[START OF GIVEN ENTRIES]

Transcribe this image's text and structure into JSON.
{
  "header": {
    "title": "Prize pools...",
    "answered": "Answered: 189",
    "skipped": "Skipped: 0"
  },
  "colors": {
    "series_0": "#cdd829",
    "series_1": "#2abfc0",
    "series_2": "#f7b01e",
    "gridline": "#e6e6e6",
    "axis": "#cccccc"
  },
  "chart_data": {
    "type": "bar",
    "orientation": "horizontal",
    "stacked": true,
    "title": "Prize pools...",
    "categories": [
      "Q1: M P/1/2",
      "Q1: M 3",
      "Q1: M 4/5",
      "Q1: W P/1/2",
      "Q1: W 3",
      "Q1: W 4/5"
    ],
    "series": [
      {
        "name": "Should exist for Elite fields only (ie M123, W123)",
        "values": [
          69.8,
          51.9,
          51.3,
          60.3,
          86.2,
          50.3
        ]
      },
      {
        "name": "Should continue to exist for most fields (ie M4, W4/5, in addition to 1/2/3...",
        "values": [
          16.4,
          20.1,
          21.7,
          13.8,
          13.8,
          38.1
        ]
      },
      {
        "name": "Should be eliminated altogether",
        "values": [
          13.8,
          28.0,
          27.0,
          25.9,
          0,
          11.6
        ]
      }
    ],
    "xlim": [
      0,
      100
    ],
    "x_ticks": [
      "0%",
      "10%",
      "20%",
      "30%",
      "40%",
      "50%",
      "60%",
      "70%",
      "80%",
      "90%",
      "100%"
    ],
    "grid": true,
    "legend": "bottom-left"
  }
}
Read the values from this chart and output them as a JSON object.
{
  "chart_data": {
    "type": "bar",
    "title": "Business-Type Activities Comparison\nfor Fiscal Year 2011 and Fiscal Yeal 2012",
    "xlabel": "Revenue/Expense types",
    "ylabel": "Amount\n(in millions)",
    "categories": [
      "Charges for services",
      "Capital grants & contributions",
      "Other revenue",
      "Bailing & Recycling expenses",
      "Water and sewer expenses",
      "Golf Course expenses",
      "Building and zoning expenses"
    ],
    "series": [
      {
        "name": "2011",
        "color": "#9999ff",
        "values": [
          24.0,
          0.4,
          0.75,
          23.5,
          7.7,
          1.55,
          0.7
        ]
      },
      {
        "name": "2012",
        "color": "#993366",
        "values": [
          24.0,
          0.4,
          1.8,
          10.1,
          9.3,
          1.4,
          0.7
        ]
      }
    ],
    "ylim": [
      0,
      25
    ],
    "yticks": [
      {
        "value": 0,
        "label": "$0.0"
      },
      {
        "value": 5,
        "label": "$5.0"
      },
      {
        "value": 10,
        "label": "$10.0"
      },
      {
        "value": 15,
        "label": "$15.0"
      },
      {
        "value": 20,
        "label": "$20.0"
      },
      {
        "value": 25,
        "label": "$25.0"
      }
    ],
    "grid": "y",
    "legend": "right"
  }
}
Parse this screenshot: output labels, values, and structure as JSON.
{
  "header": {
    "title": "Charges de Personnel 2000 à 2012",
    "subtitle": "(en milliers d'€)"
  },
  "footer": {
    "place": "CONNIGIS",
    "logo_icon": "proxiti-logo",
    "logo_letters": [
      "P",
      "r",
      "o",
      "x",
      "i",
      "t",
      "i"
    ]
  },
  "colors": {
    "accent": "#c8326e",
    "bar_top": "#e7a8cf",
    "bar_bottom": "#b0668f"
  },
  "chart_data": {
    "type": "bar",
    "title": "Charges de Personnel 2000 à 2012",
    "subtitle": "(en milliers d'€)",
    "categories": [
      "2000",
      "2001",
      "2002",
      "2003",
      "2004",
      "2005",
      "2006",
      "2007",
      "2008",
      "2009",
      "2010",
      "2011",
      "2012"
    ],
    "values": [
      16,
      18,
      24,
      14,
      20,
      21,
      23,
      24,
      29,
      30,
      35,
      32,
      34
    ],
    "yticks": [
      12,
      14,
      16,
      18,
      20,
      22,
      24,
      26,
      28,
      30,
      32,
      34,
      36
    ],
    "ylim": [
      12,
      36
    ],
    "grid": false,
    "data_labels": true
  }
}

[END OF GIVEN ENTRIES]

§ **WORK TO COMPLETE**: Using the listing above, list every line in which the string "this" occurs.

§ **EXERCISE RESPONSE**:
Transcribe this image's text and structure into JSON.
Read the values from this chart and output them as a JSON object.
Parse this screenshot: output labels, values, and structure as JSON.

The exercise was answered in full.